▼

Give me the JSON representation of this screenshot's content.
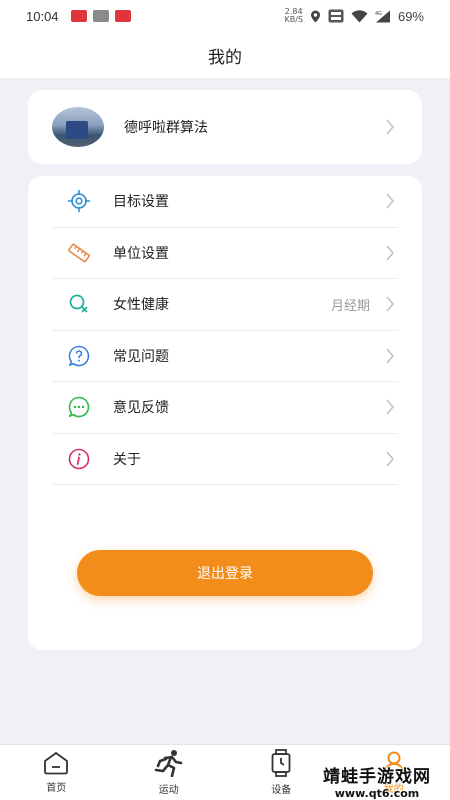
{
  "status_bar": {
    "time": "10:04",
    "net_speed_value": "2.84",
    "net_speed_unit": "KB/S",
    "battery": "69%"
  },
  "header": {
    "title": "我的"
  },
  "profile": {
    "name": "德呼啦群算法"
  },
  "menu": {
    "items": [
      {
        "label": "目标设置",
        "icon": "target-icon",
        "color": "#2b8fd6"
      },
      {
        "label": "单位设置",
        "icon": "ruler-icon",
        "color": "#e8894c"
      },
      {
        "label": "女性健康",
        "icon": "female-icon",
        "color": "#1fb09a",
        "value": "月经期"
      },
      {
        "label": "常见问题",
        "icon": "question-icon",
        "color": "#3b7fe0"
      },
      {
        "label": "意见反馈",
        "icon": "chat-icon",
        "color": "#2cb84a"
      },
      {
        "label": "关于",
        "icon": "info-icon",
        "color": "#d9306b"
      }
    ]
  },
  "logout_label": "退出登录",
  "tabs": [
    {
      "label": "首页",
      "icon": "home-icon"
    },
    {
      "label": "运动",
      "icon": "running-icon"
    },
    {
      "label": "设备",
      "icon": "watch-icon"
    },
    {
      "label": "我的",
      "icon": "profile-icon",
      "active": true
    }
  ],
  "watermark": {
    "title": "靖蛙手游戏网",
    "url": "www.qt6.com"
  },
  "colors": {
    "accent": "#f28c1a",
    "background": "#eff1f7"
  }
}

▲

*Exercise:* Copy the material shown above in full and exactly. Skip the pictures.

*The result:*
Give me the JSON representation of this screenshot's content.
{
  "status_bar": {
    "time": "10:04",
    "net_speed_value": "2.84",
    "net_speed_unit": "KB/S",
    "battery": "69%"
  },
  "header": {
    "title": "我的"
  },
  "profile": {
    "name": "德呼啦群算法"
  },
  "menu": {
    "items": [
      {
        "label": "目标设置",
        "icon": "target-icon",
        "color": "#2b8fd6"
      },
      {
        "label": "单位设置",
        "icon": "ruler-icon",
        "color": "#e8894c"
      },
      {
        "label": "女性健康",
        "icon": "female-icon",
        "color": "#1fb09a",
        "value": "月经期"
      },
      {
        "label": "常见问题",
        "icon": "question-icon",
        "color": "#3b7fe0"
      },
      {
        "label": "意见反馈",
        "icon": "chat-icon",
        "color": "#2cb84a"
      },
      {
        "label": "关于",
        "icon": "info-icon",
        "color": "#d9306b"
      }
    ]
  },
  "logout_label": "退出登录",
  "tabs": [
    {
      "label": "首页",
      "icon": "home-icon"
    },
    {
      "label": "运动",
      "icon": "running-icon"
    },
    {
      "label": "设备",
      "icon": "watch-icon"
    },
    {
      "label": "我的",
      "icon": "profile-icon",
      "active": true
    }
  ],
  "watermark": {
    "title": "靖蛙手游戏网",
    "url": "www.qt6.com"
  },
  "colors": {
    "accent": "#f28c1a",
    "background": "#eff1f7"
  }
}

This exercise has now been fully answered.